== INPUT RECORDS ==
▼

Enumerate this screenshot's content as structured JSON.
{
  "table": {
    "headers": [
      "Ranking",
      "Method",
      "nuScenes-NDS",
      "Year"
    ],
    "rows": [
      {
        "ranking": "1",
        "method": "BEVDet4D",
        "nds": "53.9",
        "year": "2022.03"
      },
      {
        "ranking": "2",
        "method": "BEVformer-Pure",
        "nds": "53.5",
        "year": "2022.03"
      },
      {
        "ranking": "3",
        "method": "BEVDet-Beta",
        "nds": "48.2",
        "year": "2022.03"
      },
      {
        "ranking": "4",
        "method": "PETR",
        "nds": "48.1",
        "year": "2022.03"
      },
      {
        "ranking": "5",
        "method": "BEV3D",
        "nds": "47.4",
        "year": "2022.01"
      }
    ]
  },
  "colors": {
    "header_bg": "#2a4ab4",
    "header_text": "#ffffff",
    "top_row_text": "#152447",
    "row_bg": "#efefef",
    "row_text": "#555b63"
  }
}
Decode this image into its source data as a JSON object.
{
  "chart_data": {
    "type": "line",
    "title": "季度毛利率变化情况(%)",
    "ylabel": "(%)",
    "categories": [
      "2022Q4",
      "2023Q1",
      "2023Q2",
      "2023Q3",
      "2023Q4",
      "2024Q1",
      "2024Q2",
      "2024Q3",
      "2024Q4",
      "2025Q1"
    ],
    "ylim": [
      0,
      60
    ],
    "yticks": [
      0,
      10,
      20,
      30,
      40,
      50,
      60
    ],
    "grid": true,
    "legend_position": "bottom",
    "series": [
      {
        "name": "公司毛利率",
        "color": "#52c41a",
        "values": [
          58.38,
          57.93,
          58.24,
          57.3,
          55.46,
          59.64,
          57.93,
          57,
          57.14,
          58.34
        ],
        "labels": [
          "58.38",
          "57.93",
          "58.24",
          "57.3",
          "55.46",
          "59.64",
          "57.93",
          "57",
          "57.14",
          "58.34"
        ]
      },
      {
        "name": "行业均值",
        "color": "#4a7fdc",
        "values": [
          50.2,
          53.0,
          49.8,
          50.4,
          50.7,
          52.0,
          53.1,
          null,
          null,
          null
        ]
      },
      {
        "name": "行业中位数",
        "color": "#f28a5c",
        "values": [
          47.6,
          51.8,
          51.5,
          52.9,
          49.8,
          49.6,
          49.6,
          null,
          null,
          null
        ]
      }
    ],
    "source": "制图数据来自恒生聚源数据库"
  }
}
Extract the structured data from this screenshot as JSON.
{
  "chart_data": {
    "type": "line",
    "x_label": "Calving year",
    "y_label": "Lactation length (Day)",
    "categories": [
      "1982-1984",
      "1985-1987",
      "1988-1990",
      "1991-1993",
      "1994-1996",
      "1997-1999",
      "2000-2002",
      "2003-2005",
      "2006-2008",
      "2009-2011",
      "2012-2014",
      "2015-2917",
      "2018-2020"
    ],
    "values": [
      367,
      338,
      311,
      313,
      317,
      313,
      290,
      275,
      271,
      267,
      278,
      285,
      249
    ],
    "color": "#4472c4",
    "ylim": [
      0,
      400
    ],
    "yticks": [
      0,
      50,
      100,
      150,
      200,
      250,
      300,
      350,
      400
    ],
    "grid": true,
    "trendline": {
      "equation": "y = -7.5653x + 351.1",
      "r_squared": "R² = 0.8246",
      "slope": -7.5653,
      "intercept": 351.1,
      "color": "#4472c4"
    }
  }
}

▲

== TASK DESCRIPTION ==
Gather each line in these records that contains the string "screenshot".

== ANSWER BELOW ==
Enumerate this screenshot's content as structured JSON.
Extract the structured data from this screenshot as JSON.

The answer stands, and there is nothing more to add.